Goal of the exercise:
Across all the lines below, how many contain the string "name"? Please reply with the number only.

Supplied records:
===============

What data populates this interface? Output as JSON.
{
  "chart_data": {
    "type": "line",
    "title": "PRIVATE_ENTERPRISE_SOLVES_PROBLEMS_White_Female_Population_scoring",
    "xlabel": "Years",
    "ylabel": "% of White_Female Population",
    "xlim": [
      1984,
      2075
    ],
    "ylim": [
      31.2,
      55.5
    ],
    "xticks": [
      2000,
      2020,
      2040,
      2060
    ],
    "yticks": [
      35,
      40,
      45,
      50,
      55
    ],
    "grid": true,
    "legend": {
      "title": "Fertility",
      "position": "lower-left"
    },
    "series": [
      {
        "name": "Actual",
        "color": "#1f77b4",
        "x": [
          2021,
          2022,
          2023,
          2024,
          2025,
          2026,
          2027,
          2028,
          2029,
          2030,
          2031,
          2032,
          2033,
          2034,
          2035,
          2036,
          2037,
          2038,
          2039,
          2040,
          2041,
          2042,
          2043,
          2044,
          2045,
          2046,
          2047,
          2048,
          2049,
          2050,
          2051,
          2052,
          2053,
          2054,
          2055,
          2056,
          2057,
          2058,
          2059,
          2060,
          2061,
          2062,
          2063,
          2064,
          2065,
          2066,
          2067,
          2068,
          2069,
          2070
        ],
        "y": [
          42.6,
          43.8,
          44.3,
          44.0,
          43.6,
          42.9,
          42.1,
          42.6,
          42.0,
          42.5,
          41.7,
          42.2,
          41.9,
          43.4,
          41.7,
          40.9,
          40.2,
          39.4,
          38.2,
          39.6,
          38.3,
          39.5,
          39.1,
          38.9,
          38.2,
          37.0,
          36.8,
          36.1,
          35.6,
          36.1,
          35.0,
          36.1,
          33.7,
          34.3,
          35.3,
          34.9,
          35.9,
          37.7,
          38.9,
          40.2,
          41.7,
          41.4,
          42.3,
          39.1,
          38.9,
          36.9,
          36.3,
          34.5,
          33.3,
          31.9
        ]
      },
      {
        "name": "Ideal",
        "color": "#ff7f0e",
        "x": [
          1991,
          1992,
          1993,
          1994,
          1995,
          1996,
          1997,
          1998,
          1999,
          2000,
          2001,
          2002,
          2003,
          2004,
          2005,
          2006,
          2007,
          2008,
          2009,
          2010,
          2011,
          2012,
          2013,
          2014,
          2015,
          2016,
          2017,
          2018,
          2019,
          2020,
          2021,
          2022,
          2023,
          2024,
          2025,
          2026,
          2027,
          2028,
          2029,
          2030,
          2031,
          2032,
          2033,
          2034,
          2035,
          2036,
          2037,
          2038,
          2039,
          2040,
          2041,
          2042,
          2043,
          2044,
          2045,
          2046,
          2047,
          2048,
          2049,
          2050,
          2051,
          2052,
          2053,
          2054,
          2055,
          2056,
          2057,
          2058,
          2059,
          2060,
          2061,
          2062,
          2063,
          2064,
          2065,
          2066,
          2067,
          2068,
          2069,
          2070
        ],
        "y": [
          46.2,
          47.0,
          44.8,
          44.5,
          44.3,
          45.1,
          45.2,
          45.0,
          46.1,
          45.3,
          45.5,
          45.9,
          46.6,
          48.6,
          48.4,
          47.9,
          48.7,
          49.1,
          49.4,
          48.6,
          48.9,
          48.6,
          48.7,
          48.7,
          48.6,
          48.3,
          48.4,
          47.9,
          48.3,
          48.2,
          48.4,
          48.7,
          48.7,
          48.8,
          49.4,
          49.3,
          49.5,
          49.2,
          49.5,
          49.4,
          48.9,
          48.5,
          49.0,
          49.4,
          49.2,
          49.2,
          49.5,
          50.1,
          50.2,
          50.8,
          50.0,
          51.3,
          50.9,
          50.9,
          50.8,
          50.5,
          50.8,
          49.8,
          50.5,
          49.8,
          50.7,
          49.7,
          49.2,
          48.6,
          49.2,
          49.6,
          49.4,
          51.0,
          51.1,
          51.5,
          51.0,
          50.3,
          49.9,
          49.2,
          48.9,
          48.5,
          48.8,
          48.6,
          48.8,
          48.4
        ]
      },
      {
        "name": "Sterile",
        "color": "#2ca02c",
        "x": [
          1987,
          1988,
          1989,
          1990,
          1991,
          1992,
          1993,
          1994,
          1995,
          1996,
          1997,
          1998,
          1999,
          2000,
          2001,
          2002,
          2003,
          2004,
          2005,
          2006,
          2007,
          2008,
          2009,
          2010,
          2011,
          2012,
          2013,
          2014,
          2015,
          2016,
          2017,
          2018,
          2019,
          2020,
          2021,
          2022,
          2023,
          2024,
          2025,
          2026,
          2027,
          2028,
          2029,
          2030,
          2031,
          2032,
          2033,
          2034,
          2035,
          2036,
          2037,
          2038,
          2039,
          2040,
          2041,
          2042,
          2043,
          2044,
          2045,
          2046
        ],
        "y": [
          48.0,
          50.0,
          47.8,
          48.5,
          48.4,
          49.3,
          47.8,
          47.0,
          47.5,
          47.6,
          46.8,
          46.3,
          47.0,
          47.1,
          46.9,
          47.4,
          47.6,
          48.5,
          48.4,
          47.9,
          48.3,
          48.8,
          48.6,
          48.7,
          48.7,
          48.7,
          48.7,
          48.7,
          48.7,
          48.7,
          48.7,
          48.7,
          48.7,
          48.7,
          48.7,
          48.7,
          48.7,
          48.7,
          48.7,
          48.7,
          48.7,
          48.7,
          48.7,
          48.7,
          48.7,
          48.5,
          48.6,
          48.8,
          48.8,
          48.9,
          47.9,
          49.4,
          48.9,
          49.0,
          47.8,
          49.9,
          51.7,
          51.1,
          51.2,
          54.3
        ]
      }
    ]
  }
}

===============

Task answer:
3